Scan the material that follows. Copy every line containing the word "Chantilly".
>>>
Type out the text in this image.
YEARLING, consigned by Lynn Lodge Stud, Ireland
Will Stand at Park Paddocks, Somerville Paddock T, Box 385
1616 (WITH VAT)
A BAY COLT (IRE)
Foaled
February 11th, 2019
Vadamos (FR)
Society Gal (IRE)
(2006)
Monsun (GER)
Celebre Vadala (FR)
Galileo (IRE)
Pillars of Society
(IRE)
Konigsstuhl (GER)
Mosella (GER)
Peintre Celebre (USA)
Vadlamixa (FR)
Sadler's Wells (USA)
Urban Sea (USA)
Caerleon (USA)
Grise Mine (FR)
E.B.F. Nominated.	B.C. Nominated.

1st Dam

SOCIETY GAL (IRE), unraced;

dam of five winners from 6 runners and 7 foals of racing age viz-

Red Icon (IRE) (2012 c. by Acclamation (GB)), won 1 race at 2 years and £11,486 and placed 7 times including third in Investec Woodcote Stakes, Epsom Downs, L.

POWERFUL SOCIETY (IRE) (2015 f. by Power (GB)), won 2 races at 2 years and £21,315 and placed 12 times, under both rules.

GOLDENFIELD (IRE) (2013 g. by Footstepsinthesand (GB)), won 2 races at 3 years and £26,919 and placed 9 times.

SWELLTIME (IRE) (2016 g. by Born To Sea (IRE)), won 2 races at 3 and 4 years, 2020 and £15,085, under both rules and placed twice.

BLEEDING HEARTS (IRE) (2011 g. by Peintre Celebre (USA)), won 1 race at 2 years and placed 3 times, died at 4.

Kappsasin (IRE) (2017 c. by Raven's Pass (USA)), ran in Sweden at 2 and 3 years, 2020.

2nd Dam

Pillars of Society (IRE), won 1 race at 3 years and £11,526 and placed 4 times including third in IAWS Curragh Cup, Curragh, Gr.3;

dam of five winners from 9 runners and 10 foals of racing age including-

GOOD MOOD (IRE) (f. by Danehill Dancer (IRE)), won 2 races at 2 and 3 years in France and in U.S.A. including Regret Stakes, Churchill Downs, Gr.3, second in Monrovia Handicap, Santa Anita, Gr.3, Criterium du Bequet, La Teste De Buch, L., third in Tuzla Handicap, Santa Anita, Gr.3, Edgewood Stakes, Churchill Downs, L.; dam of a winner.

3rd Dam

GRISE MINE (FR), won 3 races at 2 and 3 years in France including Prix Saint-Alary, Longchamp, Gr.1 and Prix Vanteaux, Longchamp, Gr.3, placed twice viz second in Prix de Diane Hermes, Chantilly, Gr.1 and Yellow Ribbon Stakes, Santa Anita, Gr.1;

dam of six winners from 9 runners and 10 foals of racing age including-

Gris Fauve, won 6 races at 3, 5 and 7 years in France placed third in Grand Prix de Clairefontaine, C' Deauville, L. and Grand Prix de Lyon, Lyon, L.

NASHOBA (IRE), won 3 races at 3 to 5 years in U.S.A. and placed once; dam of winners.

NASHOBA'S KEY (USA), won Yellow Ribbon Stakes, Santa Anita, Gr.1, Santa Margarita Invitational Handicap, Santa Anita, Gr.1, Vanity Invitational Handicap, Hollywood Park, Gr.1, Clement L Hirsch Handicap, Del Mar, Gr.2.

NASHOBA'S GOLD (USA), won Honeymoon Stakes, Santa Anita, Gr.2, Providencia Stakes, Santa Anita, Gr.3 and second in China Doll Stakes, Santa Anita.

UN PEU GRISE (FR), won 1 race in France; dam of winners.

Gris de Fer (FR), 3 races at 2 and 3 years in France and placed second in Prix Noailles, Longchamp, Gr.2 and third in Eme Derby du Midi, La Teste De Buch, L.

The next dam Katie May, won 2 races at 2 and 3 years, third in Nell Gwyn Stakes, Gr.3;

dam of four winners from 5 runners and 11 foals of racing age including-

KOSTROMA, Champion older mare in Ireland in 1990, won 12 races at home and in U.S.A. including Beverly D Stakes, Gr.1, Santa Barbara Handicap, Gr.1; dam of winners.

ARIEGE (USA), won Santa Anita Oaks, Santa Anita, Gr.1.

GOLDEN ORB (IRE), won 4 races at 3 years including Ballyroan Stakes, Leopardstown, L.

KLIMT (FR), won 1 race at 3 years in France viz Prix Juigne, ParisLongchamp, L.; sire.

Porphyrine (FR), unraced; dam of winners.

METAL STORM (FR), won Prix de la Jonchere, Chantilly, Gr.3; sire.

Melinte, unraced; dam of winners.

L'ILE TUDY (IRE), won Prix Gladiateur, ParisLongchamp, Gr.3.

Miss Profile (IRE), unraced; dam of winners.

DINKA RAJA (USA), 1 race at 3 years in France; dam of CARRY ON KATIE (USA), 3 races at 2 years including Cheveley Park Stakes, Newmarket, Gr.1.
<<<
Answer below:
GRISE MINE (FR), won 3 races at 2 and 3 years in France including Prix Saint-Alary, Longchamp, Gr.1 and Prix Vanteaux, Longchamp, Gr.3, placed twice viz second in Prix de Diane Hermes, Chantilly, Gr.1 and Yellow Ribbon Stakes, Santa Anita, Gr.1;
METAL STORM (FR), won Prix de la Jonchere, Chantilly, Gr.3; sire.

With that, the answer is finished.